#### WHAT TO PRODUCE
Check every line below for the word "down" and copy the ones that have it.

#### RECORDED DATA
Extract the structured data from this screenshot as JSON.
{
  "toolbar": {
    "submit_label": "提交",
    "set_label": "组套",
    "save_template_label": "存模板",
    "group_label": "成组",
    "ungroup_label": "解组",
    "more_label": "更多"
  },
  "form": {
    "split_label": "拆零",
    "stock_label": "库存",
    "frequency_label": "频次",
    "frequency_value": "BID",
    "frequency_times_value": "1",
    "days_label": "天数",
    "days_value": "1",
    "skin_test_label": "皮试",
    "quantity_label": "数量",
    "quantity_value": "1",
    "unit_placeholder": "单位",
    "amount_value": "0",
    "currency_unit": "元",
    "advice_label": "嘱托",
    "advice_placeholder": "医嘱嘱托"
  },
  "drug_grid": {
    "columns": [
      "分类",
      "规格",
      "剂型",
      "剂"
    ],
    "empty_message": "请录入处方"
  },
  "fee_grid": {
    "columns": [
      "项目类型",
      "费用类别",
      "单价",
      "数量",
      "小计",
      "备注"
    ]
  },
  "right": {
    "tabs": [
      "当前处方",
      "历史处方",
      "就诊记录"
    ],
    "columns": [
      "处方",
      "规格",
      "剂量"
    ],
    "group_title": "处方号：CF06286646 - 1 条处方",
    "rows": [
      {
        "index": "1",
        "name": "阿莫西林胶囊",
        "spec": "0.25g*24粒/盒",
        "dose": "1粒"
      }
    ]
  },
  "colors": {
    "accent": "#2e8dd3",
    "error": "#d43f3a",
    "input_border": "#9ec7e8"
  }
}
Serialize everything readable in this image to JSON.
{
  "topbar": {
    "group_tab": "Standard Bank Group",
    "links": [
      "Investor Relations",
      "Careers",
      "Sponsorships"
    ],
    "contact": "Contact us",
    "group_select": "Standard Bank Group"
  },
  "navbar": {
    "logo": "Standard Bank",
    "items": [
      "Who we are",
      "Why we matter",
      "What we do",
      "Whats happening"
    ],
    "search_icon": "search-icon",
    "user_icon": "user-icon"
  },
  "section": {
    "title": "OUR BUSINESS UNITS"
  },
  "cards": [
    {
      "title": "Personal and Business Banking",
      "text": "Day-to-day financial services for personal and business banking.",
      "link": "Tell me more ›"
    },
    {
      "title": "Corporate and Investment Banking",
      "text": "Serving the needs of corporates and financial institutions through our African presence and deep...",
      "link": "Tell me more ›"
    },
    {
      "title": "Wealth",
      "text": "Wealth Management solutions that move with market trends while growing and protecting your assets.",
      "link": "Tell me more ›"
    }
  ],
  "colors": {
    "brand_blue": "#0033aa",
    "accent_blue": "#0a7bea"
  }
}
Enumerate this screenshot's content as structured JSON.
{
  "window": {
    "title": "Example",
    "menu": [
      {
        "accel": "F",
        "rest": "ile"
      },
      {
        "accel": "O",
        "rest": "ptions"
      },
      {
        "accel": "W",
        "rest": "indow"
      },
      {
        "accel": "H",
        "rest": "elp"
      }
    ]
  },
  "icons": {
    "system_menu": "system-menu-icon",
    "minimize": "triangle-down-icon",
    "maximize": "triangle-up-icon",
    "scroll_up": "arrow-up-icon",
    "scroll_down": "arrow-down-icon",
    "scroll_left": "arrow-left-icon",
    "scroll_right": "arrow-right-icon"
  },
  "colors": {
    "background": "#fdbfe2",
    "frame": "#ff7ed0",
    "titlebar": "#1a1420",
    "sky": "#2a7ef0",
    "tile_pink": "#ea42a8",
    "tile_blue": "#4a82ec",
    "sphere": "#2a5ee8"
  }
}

#### THE RESULT
    "minimize": "triangle-down-icon",
    "scroll_down": "arrow-down-icon",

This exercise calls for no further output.